| Problem to solve |
Extract the full listing verbatim and drop any pictures from your copy.

| Dataset excerpts |
+---+

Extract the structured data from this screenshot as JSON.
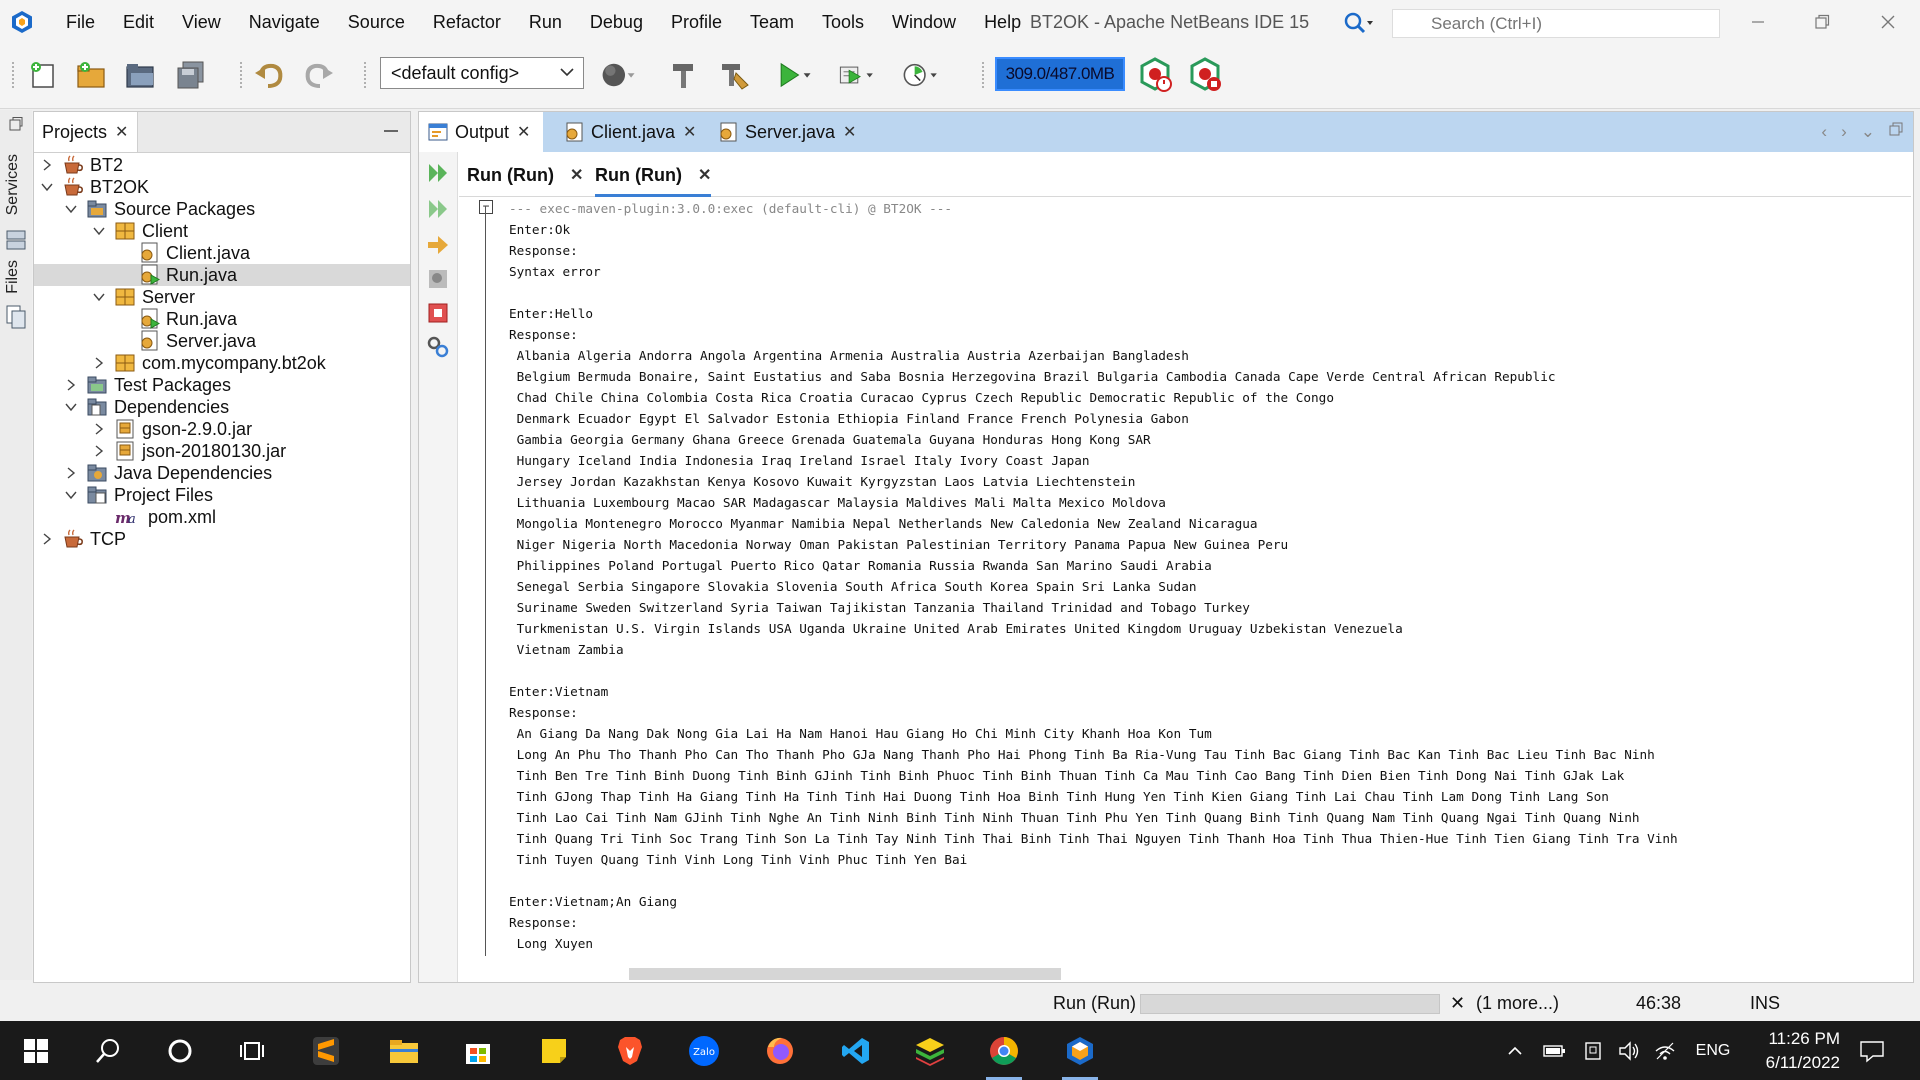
{
  "menu": [
    "File",
    "Edit",
    "View",
    "Navigate",
    "Source",
    "Refactor",
    "Run",
    "Debug",
    "Profile",
    "Team",
    "Tools",
    "Window",
    "Help"
  ],
  "window_title": "BT2OK - Apache NetBeans IDE 15",
  "search": {
    "placeholder": "Search (Ctrl+I)"
  },
  "toolbar": {
    "config": "<default config>",
    "memory": "309.0/487.0MB"
  },
  "side_tabs": {
    "services": "Services",
    "files": "Files"
  },
  "projects": {
    "tab_label": "Projects",
    "tree": [
      {
        "label": "BT2",
        "level": 0,
        "expand": "closed",
        "icon": "coffee-cup-icon"
      },
      {
        "label": "BT2OK",
        "level": 0,
        "expand": "open",
        "icon": "coffee-cup-icon"
      },
      {
        "label": "Source Packages",
        "level": 1,
        "expand": "open",
        "icon": "source-packages-icon"
      },
      {
        "label": "Client",
        "level": 2,
        "expand": "open",
        "icon": "package-icon"
      },
      {
        "label": "Client.java",
        "level": 3,
        "expand": "none",
        "icon": "java-file-icon"
      },
      {
        "label": "Run.java",
        "level": 3,
        "expand": "none",
        "icon": "java-run-file-icon",
        "selected": true
      },
      {
        "label": "Server",
        "level": 2,
        "expand": "open",
        "icon": "package-icon"
      },
      {
        "label": "Run.java",
        "level": 3,
        "expand": "none",
        "icon": "java-run-file-icon"
      },
      {
        "label": "Server.java",
        "level": 3,
        "expand": "none",
        "icon": "java-file-icon"
      },
      {
        "label": "com.mycompany.bt2ok",
        "level": 2,
        "expand": "closed",
        "icon": "package-icon"
      },
      {
        "label": "Test Packages",
        "level": 1,
        "expand": "closed",
        "icon": "test-packages-icon"
      },
      {
        "label": "Dependencies",
        "level": 1,
        "expand": "open",
        "icon": "dependencies-icon"
      },
      {
        "label": "gson-2.9.0.jar",
        "level": 2,
        "expand": "closed",
        "icon": "jar-icon"
      },
      {
        "label": "json-20180130.jar",
        "level": 2,
        "expand": "closed",
        "icon": "jar-icon"
      },
      {
        "label": "Java Dependencies",
        "level": 1,
        "expand": "closed",
        "icon": "java-dependencies-icon"
      },
      {
        "label": "Project Files",
        "level": 1,
        "expand": "open",
        "icon": "project-files-icon"
      },
      {
        "label": "pom.xml",
        "level": 2,
        "expand": "none",
        "icon": "maven-pom-icon"
      },
      {
        "label": "TCP",
        "level": 0,
        "expand": "closed",
        "icon": "coffee-cup-icon"
      }
    ]
  },
  "editor_tabs": [
    {
      "label": "Output",
      "active": true,
      "icon": "output-window-icon"
    },
    {
      "label": "Client.java",
      "active": false,
      "icon": "java-file-icon"
    },
    {
      "label": "Server.java",
      "active": false,
      "icon": "java-file-icon"
    }
  ],
  "run_tabs": [
    {
      "label": "Run (Run)",
      "active": false
    },
    {
      "label": "Run (Run)",
      "active": true
    }
  ],
  "console_lines": [
    "--- exec-maven-plugin:3.0.0:exec (default-cli) @ BT2OK ---",
    "Enter:Ok",
    "Response:",
    "Syntax error",
    "",
    "Enter:Hello",
    "Response:",
    " Albania Algeria Andorra Angola Argentina Armenia Australia Austria Azerbaijan Bangladesh",
    " Belgium Bermuda Bonaire, Saint Eustatius and Saba Bosnia Herzegovina Brazil Bulgaria Cambodia Canada Cape Verde Central African Republic",
    " Chad Chile China Colombia Costa Rica Croatia Curacao Cyprus Czech Republic Democratic Republic of the Congo",
    " Denmark Ecuador Egypt El Salvador Estonia Ethiopia Finland France French Polynesia Gabon",
    " Gambia Georgia Germany Ghana Greece Grenada Guatemala Guyana Honduras Hong Kong SAR",
    " Hungary Iceland India Indonesia Iraq Ireland Israel Italy Ivory Coast Japan",
    " Jersey Jordan Kazakhstan Kenya Kosovo Kuwait Kyrgyzstan Laos Latvia Liechtenstein",
    " Lithuania Luxembourg Macao SAR Madagascar Malaysia Maldives Mali Malta Mexico Moldova",
    " Mongolia Montenegro Morocco Myanmar Namibia Nepal Netherlands New Caledonia New Zealand Nicaragua",
    " Niger Nigeria North Macedonia Norway Oman Pakistan Palestinian Territory Panama Papua New Guinea Peru",
    " Philippines Poland Portugal Puerto Rico Qatar Romania Russia Rwanda San Marino Saudi Arabia",
    " Senegal Serbia Singapore Slovakia Slovenia South Africa South Korea Spain Sri Lanka Sudan",
    " Suriname Sweden Switzerland Syria Taiwan Tajikistan Tanzania Thailand Trinidad and Tobago Turkey",
    " Turkmenistan U.S. Virgin Islands USA Uganda Ukraine United Arab Emirates United Kingdom Uruguay Uzbekistan Venezuela",
    " Vietnam Zambia",
    "",
    "Enter:Vietnam",
    "Response:",
    " An Giang Da Nang Dak Nong Gia Lai Ha Nam Hanoi Hau Giang Ho Chi Minh City Khanh Hoa Kon Tum",
    " Long An Phu Tho Thanh Pho Can Tho Thanh Pho GJa Nang Thanh Pho Hai Phong Tinh Ba Ria-Vung Tau Tinh Bac Giang Tinh Bac Kan Tinh Bac Lieu Tinh Bac Ninh",
    " Tinh Ben Tre Tinh Binh Duong Tinh Binh GJinh Tinh Binh Phuoc Tinh Binh Thuan Tinh Ca Mau Tinh Cao Bang Tinh Dien Bien Tinh Dong Nai Tinh GJak Lak",
    " Tinh GJong Thap Tinh Ha Giang Tinh Ha Tinh Tinh Hai Duong Tinh Hoa Binh Tinh Hung Yen Tinh Kien Giang Tinh Lai Chau Tinh Lam Dong Tinh Lang Son",
    " Tinh Lao Cai Tinh Nam GJinh Tinh Nghe An Tinh Ninh Binh Tinh Ninh Thuan Tinh Phu Yen Tinh Quang Binh Tinh Quang Nam Tinh Quang Ngai Tinh Quang Ninh",
    " Tinh Quang Tri Tinh Soc Trang Tinh Son La Tinh Tay Ninh Tinh Thai Binh Tinh Thai Nguyen Tinh Thanh Hoa Tinh Thua Thien-Hue Tinh Tien Giang Tinh Tra Vinh",
    " Tinh Tuyen Quang Tinh Vinh Long Tinh Vinh Phuc Tinh Yen Bai",
    "",
    "Enter:Vietnam;An Giang",
    "Response:",
    " Long Xuyen"
  ],
  "status": {
    "task": "Run (Run)",
    "more": "(1 more...)",
    "position": "46:38",
    "mode": "INS"
  },
  "taskbar": {
    "apps": [
      "windows-start-icon",
      "search-icon",
      "cortana-icon",
      "task-view-icon",
      "sublime-text-icon",
      "file-explorer-icon",
      "microsoft-store-icon",
      "sticky-notes-icon",
      "brave-browser-icon",
      "zalo-icon",
      "firefox-icon",
      "vscode-icon",
      "bluestacks-icon",
      "chrome-icon",
      "netbeans-icon"
    ],
    "language": "ENG",
    "time": "11:26 PM",
    "date": "6/11/2022"
  },
  "colors": {
    "accent": "#3a7fd5",
    "tabbar": "#bcd6f0",
    "memory": "#1f6fd6",
    "taskbar": "#1a1a1a"
  }
}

+---+

| Result of the task |
Extract the structured data from this screenshot as JSON.
{
  "menu": [
    "File",
    "Edit",
    "View",
    "Navigate",
    "Source",
    "Refactor",
    "Run",
    "Debug",
    "Profile",
    "Team",
    "Tools",
    "Window",
    "Help"
  ],
  "window_title": "BT2OK - Apache NetBeans IDE 15",
  "search": {
    "placeholder": "Search (Ctrl+I)"
  },
  "toolbar": {
    "config": "<default config>",
    "memory": "309.0/487.0MB"
  },
  "side_tabs": {
    "services": "Services",
    "files": "Files"
  },
  "projects": {
    "tab_label": "Projects",
    "tree": [
      {
        "label": "BT2",
        "level": 0,
        "expand": "closed",
        "icon": "coffee-cup-icon"
      },
      {
        "label": "BT2OK",
        "level": 0,
        "expand": "open",
        "icon": "coffee-cup-icon"
      },
      {
        "label": "Source Packages",
        "level": 1,
        "expand": "open",
        "icon": "source-packages-icon"
      },
      {
        "label": "Client",
        "level": 2,
        "expand": "open",
        "icon": "package-icon"
      },
      {
        "label": "Client.java",
        "level": 3,
        "expand": "none",
        "icon": "java-file-icon"
      },
      {
        "label": "Run.java",
        "level": 3,
        "expand": "none",
        "icon": "java-run-file-icon",
        "selected": true
      },
      {
        "label": "Server",
        "level": 2,
        "expand": "open",
        "icon": "package-icon"
      },
      {
        "label": "Run.java",
        "level": 3,
        "expand": "none",
        "icon": "java-run-file-icon"
      },
      {
        "label": "Server.java",
        "level": 3,
        "expand": "none",
        "icon": "java-file-icon"
      },
      {
        "label": "com.mycompany.bt2ok",
        "level": 2,
        "expand": "closed",
        "icon": "package-icon"
      },
      {
        "label": "Test Packages",
        "level": 1,
        "expand": "closed",
        "icon": "test-packages-icon"
      },
      {
        "label": "Dependencies",
        "level": 1,
        "expand": "open",
        "icon": "dependencies-icon"
      },
      {
        "label": "gson-2.9.0.jar",
        "level": 2,
        "expand": "closed",
        "icon": "jar-icon"
      },
      {
        "label": "json-20180130.jar",
        "level": 2,
        "expand": "closed",
        "icon": "jar-icon"
      },
      {
        "label": "Java Dependencies",
        "level": 1,
        "expand": "closed",
        "icon": "java-dependencies-icon"
      },
      {
        "label": "Project Files",
        "level": 1,
        "expand": "open",
        "icon": "project-files-icon"
      },
      {
        "label": "pom.xml",
        "level": 2,
        "expand": "none",
        "icon": "maven-pom-icon"
      },
      {
        "label": "TCP",
        "level": 0,
        "expand": "closed",
        "icon": "coffee-cup-icon"
      }
    ]
  },
  "editor_tabs": [
    {
      "label": "Output",
      "active": true,
      "icon": "output-window-icon"
    },
    {
      "label": "Client.java",
      "active": false,
      "icon": "java-file-icon"
    },
    {
      "label": "Server.java",
      "active": false,
      "icon": "java-file-icon"
    }
  ],
  "run_tabs": [
    {
      "label": "Run (Run)",
      "active": false
    },
    {
      "label": "Run (Run)",
      "active": true
    }
  ],
  "console_lines": [
    "--- exec-maven-plugin:3.0.0:exec (default-cli) @ BT2OK ---",
    "Enter:Ok",
    "Response:",
    "Syntax error",
    "",
    "Enter:Hello",
    "Response:",
    " Albania Algeria Andorra Angola Argentina Armenia Australia Austria Azerbaijan Bangladesh",
    " Belgium Bermuda Bonaire, Saint Eustatius and Saba Bosnia Herzegovina Brazil Bulgaria Cambodia Canada Cape Verde Central African Republic",
    " Chad Chile China Colombia Costa Rica Croatia Curacao Cyprus Czech Republic Democratic Republic of the Congo",
    " Denmark Ecuador Egypt El Salvador Estonia Ethiopia Finland France French Polynesia Gabon",
    " Gambia Georgia Germany Ghana Greece Grenada Guatemala Guyana Honduras Hong Kong SAR",
    " Hungary Iceland India Indonesia Iraq Ireland Israel Italy Ivory Coast Japan",
    " Jersey Jordan Kazakhstan Kenya Kosovo Kuwait Kyrgyzstan Laos Latvia Liechtenstein",
    " Lithuania Luxembourg Macao SAR Madagascar Malaysia Maldives Mali Malta Mexico Moldova",
    " Mongolia Montenegro Morocco Myanmar Namibia Nepal Netherlands New Caledonia New Zealand Nicaragua",
    " Niger Nigeria North Macedonia Norway Oman Pakistan Palestinian Territory Panama Papua New Guinea Peru",
    " Philippines Poland Portugal Puerto Rico Qatar Romania Russia Rwanda San Marino Saudi Arabia",
    " Senegal Serbia Singapore Slovakia Slovenia South Africa South Korea Spain Sri Lanka Sudan",
    " Suriname Sweden Switzerland Syria Taiwan Tajikistan Tanzania Thailand Trinidad and Tobago Turkey",
    " Turkmenistan U.S. Virgin Islands USA Uganda Ukraine United Arab Emirates United Kingdom Uruguay Uzbekistan Venezuela",
    " Vietnam Zambia",
    "",
    "Enter:Vietnam",
    "Response:",
    " An Giang Da Nang Dak Nong Gia Lai Ha Nam Hanoi Hau Giang Ho Chi Minh City Khanh Hoa Kon Tum",
    " Long An Phu Tho Thanh Pho Can Tho Thanh Pho GJa Nang Thanh Pho Hai Phong Tinh Ba Ria-Vung Tau Tinh Bac Giang Tinh Bac Kan Tinh Bac Lieu Tinh Bac Ninh",
    " Tinh Ben Tre Tinh Binh Duong Tinh Binh GJinh Tinh Binh Phuoc Tinh Binh Thuan Tinh Ca Mau Tinh Cao Bang Tinh Dien Bien Tinh Dong Nai Tinh GJak Lak",
    " Tinh GJong Thap Tinh Ha Giang Tinh Ha Tinh Tinh Hai Duong Tinh Hoa Binh Tinh Hung Yen Tinh Kien Giang Tinh Lai Chau Tinh Lam Dong Tinh Lang Son",
    " Tinh Lao Cai Tinh Nam GJinh Tinh Nghe An Tinh Ninh Binh Tinh Ninh Thuan Tinh Phu Yen Tinh Quang Binh Tinh Quang Nam Tinh Quang Ngai Tinh Quang Ninh",
    " Tinh Quang Tri Tinh Soc Trang Tinh Son La Tinh Tay Ninh Tinh Thai Binh Tinh Thai Nguyen Tinh Thanh Hoa Tinh Thua Thien-Hue Tinh Tien Giang Tinh Tra Vinh",
    " Tinh Tuyen Quang Tinh Vinh Long Tinh Vinh Phuc Tinh Yen Bai",
    "",
    "Enter:Vietnam;An Giang",
    "Response:",
    " Long Xuyen"
  ],
  "status": {
    "task": "Run (Run)",
    "more": "(1 more...)",
    "position": "46:38",
    "mode": "INS"
  },
  "taskbar": {
    "apps": [
      "windows-start-icon",
      "search-icon",
      "cortana-icon",
      "task-view-icon",
      "sublime-text-icon",
      "file-explorer-icon",
      "microsoft-store-icon",
      "sticky-notes-icon",
      "brave-browser-icon",
      "zalo-icon",
      "firefox-icon",
      "vscode-icon",
      "bluestacks-icon",
      "chrome-icon",
      "netbeans-icon"
    ],
    "language": "ENG",
    "time": "11:26 PM",
    "date": "6/11/2022"
  },
  "colors": {
    "accent": "#3a7fd5",
    "tabbar": "#bcd6f0",
    "memory": "#1f6fd6",
    "taskbar": "#1a1a1a"
  }
}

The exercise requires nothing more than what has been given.